▶ **Requirements**:
Print the listing as it stands, omitting all images.

▶ **Records supplied**:
^^^^

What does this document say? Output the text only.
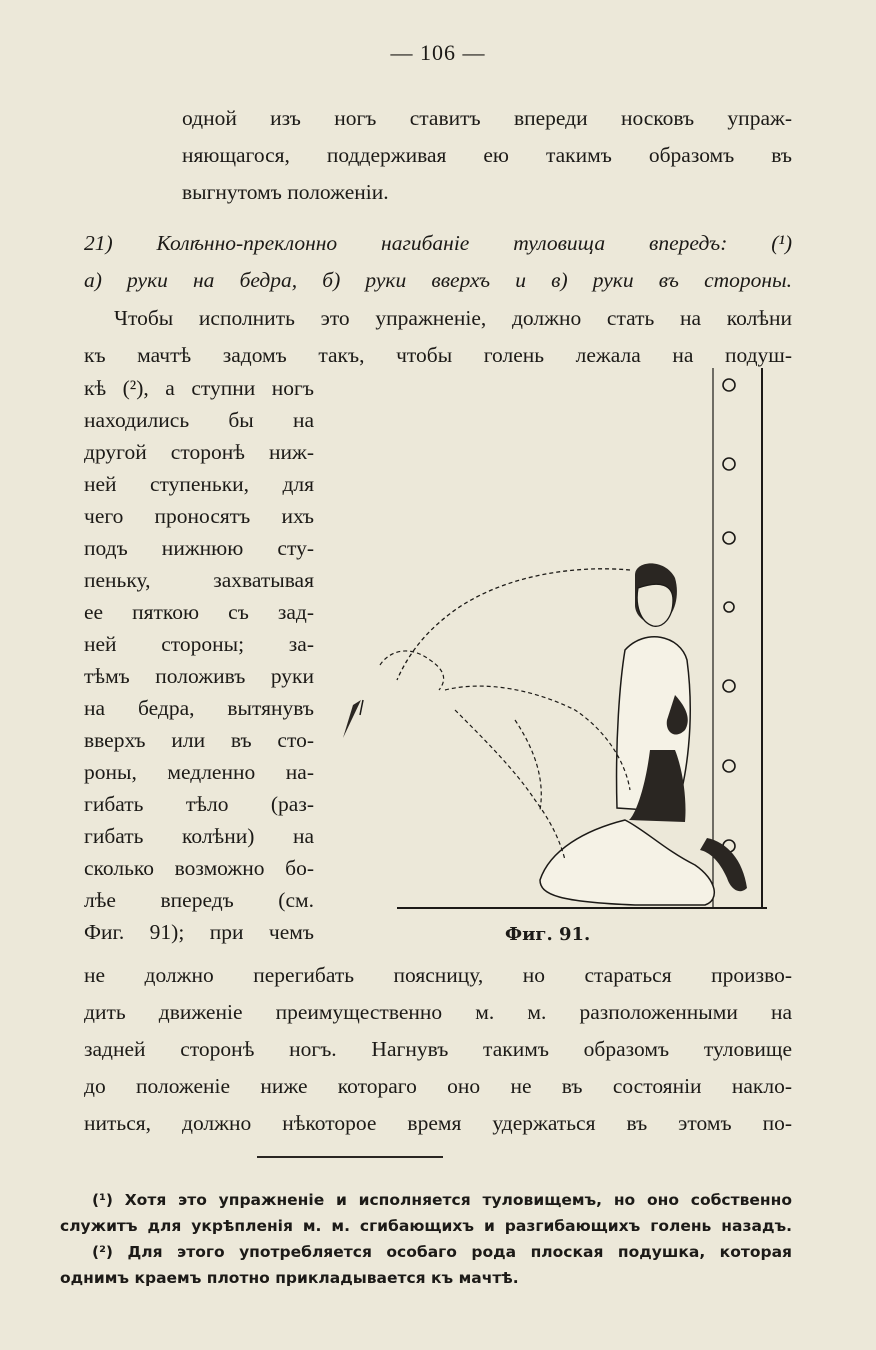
— 106 —
одной изъ ногъ ставитъ впереди носковъ упраж-
няющагося, поддерживая ею такимъ образомъ въ
выгнутомъ положеніи.
21) Колѣнно-преклонно нагибаніе туловища впередъ: (¹)
а) руки на бедра, б) руки вверхъ и в) руки въ стороны.
Чтобы исполнить это упражненіе, должно стать на колѣни
къ мачтѣ задомъ такъ, чтобы голень лежала на подуш-
кѣ (²), а ступни ногъ
находились бы на
другой сторонѣ ниж-
ней ступеньки, для
чего проносятъ ихъ
подъ нижнюю сту-
пеньку, захватывая
ее пяткою съ зад-
ней стороны; за-
тѣмъ положивъ руки
на бедра, вытянувъ
вверхъ или въ сто-
роны, медленно на-
гибать тѣло (раз-
гибать колѣни) на
сколько возможно бо-
лѣе впередъ (см.
Фиг. 91); при чемъ	Фиг. 91.
не должно перегибать поясницу, но стараться произво-
дить движеніе преимущественно м. м. разположенными на
задней сторонѣ ногъ. Нагнувъ такимъ образомъ туловище
до положеніе ниже котораго оно не въ состояніи накло-
ниться, должно нѣкоторое время удержаться въ этомъ по-
(¹) Хотя это упражненіе и исполняется туловищемъ, но оно собственно
служитъ для укрѣпленія м. м. сгибающихъ и разгибающихъ голень назадъ.
(²) Для этого употребляется особаго рода плоская подушка, которая
однимъ краемъ плотно прикладывается къ мачтѣ.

^^^^

▶ **Output of the task**:
What does this document say? Output the text only.
— 106 —
одной изъ ногъ ставитъ впереди носковъ упраж-
няющагося, поддерживая ею такимъ образомъ въ
выгнутомъ положеніи.
21) Колѣнно-преклонно нагибаніе туловища впередъ: (¹)
а) руки на бедра, б) руки вверхъ и в) руки въ стороны.
Чтобы исполнить это упражненіе, должно стать на колѣни
къ мачтѣ задомъ такъ, чтобы голень лежала на подуш-
кѣ (²), а ступни ногъ
находились бы на
другой сторонѣ ниж-
ней ступеньки, для
чего проносятъ ихъ
подъ нижнюю сту-
пеньку, захватывая
ее пяткою съ зад-
ней стороны; за-
тѣмъ положивъ руки
на бедра, вытянувъ
вверхъ или въ сто-
роны, медленно на-
гибать тѣло (раз-
гибать колѣни) на
сколько возможно бо-
лѣе впередъ (см.
Фиг. 91); при чемъ	Фиг. 91.
не должно перегибать поясницу, но стараться произво-
дить движеніе преимущественно м. м. разположенными на
задней сторонѣ ногъ. Нагнувъ такимъ образомъ туловище
до положеніе ниже котораго оно не въ состояніи накло-
ниться, должно нѣкоторое время удержаться въ этомъ по-
(¹) Хотя это упражненіе и исполняется туловищемъ, но оно собственно
служитъ для укрѣпленія м. м. сгибающихъ и разгибающихъ голень назадъ.
(²) Для этого употребляется особаго рода плоская подушка, которая
однимъ краемъ плотно прикладывается къ мачтѣ.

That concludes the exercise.